(Document section):
Start
Interview with 2015-2016 Writing Contest Winner

scotty-contest-headshot

Elan Writing Contest winner, Terrence Scott

Terrence Scott won Élan’s 30th anniversary writing contest. He was born and raised in Jacksonville, Florida. He currently attends Flagler College, majoring in theater. Previously, he went to Douglas Anderson School of the Arts for creative writing. Poetry is his favorite form of literature and his biggest inspiration in poetry is Jasmine Mans.

Read his winning piece here: https://elanlitmag.org/submissions/contests/

Currently, what role does art play in your life?

Currently, art plays the role of catalyst in my life. It usually is a sort of trampoline that launches me into experiences that nothing else could. In my writing experience at DA, the art I was producing and inhaling worked not only as a means of connection and expression but also as a venue for self validation. A way for me to watch and document my growth and experiences, whether it be in a flash-fiction piece or spoken word poem. Each time I’ve written anything, it could be observed as a checkpoint in my life.

What was your inspiration for your winning piece?

The inspiration for my piece stimulated from my middle school experience at a private Christian school. I had learned so much about the spectacular side of biblical stories that I was left with a little bit of curiosity about the darker side. This piece is my exploration of that.

What is your process for creating art?

My process for writing is obtuse. A templated structure has never really worked for me. Usually, I get my best work after a emotionally, mentally, or physically  provoking event. It could be as simple as stubbing my toe on the edge of the bed or as life changing as a death in the family. Thereafter, [an emotional release happens] on paper. I just let myself say what I want to say. Finally, I revisit the piece after a few days of stepping away from it. Then, I can see things from a different perspective and attack metaphors and syntax and structure in ways that I couldn’t while emotionally impaired.

Do you have any tips for budding artists?

If I could give any tips to young artists, it would simply be to write what you know. For example, in the piece that I was fortunate enough to win the award with, it is obvious that I have no experience with casting plagues onto an entire civilization. However, there are moments and experiences in my life that have similarities to what the people surrounding that event must have felt. This is the key to making certain aspects in writing that you thought were intangible, tangible.

Accidental Spoken Word

spoken-wordWhen I was a freshman, I decided to try out the creative writing clubs in an attempt to get involved more at my school and with my art. I ended up at a spoken word club meeting in September, with absolutely no idea about what spoken word might be, other than it’s name. I could predict that this would be outloud writing, people standing before a classroom to deliver their work. I couldn’t predict the way words, in the mouths of experienced juniors and seniors, spun this dance of language, or seemed to physicalize in the air, emotions transferred straight to me. In a single hour-and-half after school meeting, I became dedicated to a new art form.
End
(Given material):
Start
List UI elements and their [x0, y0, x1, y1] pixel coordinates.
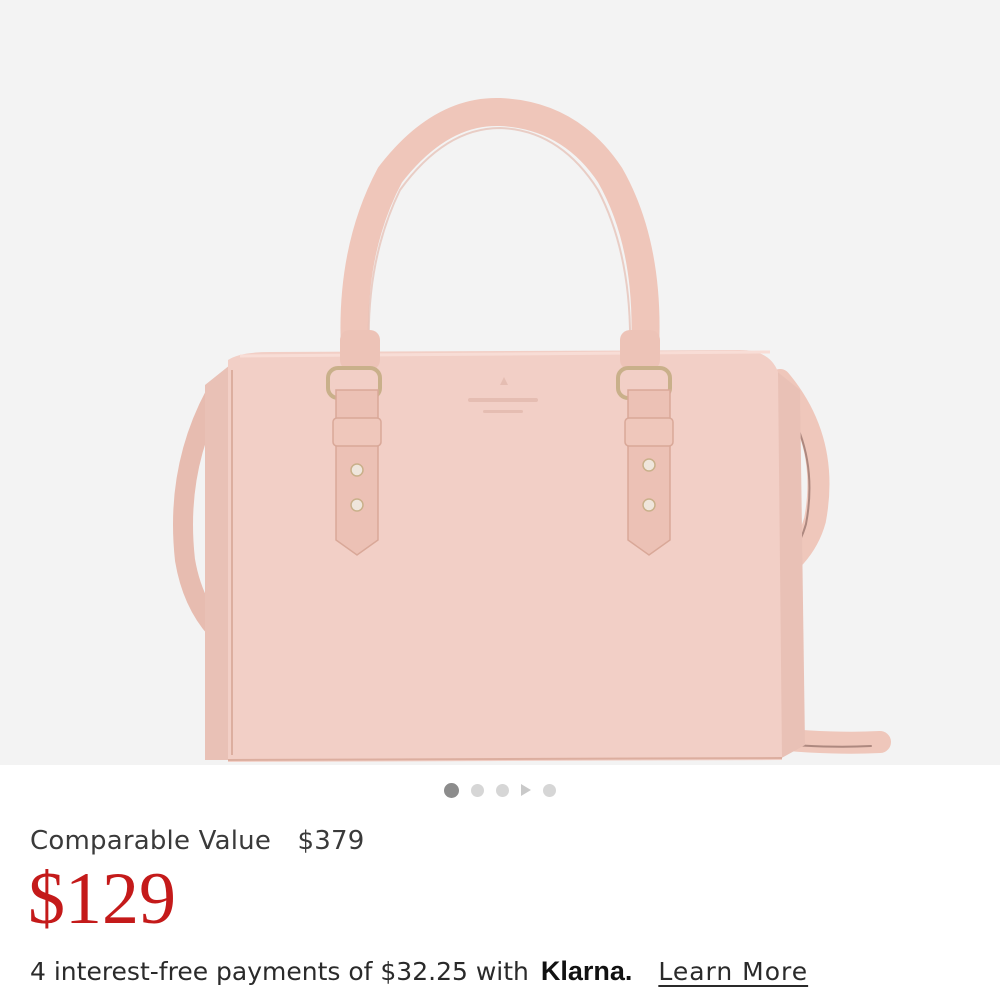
End
(Instructions):
- A) Reproduce word for word the portion of the interview above the data, starting at the words "Elan Writing Contest" and ending after the words "in your life?".
- B) Render into Spanish this sentence from the interview: "Currently, art plays the role of catalyst in my life."

(Written responses):
- A)
Elan Writing Contest winner, Terrence Scott

Terrence Scott won Élan’s 30th anniversary writing contest. He was born and raised in Jacksonville, Florida. He currently attends Flagler College, majoring in theater. Previously, he went to Douglas Anderson School of the Arts for creative writing. Poetry is his favorite form of literature and his biggest inspiration in poetry is Jasmine Mans.

Read his winning piece here: https://elanlitmag.org/submissions/contests/

Currently, what role does art play in your life?

- B) Actualmente, el arte desempeña el papel de catalizador en mi vida.